• [PROBLEM TO WORK ON]:
Only the number is wanted: how many lines hold the word "浙江京华激光科技股份有限公司"?

• [MATERIAL FOR THE TASK]:
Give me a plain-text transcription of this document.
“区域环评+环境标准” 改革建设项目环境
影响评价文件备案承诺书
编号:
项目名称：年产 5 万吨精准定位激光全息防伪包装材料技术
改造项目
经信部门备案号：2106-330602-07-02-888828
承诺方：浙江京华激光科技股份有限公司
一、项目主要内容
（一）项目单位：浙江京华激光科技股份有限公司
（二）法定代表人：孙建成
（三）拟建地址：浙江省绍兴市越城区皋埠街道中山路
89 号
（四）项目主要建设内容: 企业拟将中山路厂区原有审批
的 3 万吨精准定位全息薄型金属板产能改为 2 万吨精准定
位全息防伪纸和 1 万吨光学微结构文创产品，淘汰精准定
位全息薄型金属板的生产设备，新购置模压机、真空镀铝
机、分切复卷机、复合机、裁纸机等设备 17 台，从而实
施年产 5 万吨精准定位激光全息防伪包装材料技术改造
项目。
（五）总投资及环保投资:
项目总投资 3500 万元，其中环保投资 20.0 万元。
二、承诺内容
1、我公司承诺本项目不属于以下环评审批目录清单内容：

• [RIGHT ANSWER]:
2